— Start of Records —

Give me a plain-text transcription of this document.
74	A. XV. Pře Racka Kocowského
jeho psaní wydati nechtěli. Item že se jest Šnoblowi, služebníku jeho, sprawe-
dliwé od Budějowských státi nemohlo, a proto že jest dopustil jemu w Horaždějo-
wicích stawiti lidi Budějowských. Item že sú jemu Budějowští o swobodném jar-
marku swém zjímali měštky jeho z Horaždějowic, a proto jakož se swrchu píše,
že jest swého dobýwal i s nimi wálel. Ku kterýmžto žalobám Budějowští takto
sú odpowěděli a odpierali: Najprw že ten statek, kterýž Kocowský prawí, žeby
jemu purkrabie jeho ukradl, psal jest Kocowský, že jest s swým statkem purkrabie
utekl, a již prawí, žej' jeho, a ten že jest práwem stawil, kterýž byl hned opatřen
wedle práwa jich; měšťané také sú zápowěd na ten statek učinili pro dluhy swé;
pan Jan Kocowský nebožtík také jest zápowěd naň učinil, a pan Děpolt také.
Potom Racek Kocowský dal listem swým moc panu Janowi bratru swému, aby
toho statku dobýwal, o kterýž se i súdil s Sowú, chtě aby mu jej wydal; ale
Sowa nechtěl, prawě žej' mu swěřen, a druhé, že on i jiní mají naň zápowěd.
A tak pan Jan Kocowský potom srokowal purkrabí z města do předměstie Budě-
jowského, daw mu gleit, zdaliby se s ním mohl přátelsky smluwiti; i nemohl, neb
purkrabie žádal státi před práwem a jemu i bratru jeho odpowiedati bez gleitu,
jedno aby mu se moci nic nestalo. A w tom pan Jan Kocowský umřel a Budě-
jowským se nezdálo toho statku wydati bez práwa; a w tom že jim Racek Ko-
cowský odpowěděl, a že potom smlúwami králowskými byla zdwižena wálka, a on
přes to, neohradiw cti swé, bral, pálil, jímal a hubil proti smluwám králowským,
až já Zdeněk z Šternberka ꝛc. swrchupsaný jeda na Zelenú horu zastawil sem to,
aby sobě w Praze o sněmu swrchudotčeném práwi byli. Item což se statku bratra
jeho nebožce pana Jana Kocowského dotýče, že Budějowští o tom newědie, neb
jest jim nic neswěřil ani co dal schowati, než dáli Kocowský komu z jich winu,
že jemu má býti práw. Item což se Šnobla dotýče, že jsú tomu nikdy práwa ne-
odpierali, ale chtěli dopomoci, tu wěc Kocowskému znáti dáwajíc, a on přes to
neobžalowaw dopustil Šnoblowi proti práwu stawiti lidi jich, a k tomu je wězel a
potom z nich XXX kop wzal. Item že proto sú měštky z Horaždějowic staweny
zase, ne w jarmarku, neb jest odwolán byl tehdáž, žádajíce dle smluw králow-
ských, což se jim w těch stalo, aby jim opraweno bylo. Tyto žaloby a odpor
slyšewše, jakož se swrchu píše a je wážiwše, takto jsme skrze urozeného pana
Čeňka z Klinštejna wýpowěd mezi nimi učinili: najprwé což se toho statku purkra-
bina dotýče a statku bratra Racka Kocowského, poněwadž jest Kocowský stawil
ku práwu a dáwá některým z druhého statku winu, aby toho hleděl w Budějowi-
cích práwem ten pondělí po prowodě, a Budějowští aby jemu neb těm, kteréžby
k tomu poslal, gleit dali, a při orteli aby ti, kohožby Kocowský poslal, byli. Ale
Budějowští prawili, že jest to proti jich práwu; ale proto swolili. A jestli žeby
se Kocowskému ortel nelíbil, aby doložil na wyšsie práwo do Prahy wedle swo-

— End of Records —

> [What to do] Copy out every line of the material above that mentions the word "Kocowského".

> [The answer]
74	A. XV. Pře Racka Kocowského
jeho nebožce pana Jana Kocowského dotýče, že Budějowští o tom newědie, neb
bina dotýče a statku bratra Racka Kocowského, poněwadž jest Kocowský stawil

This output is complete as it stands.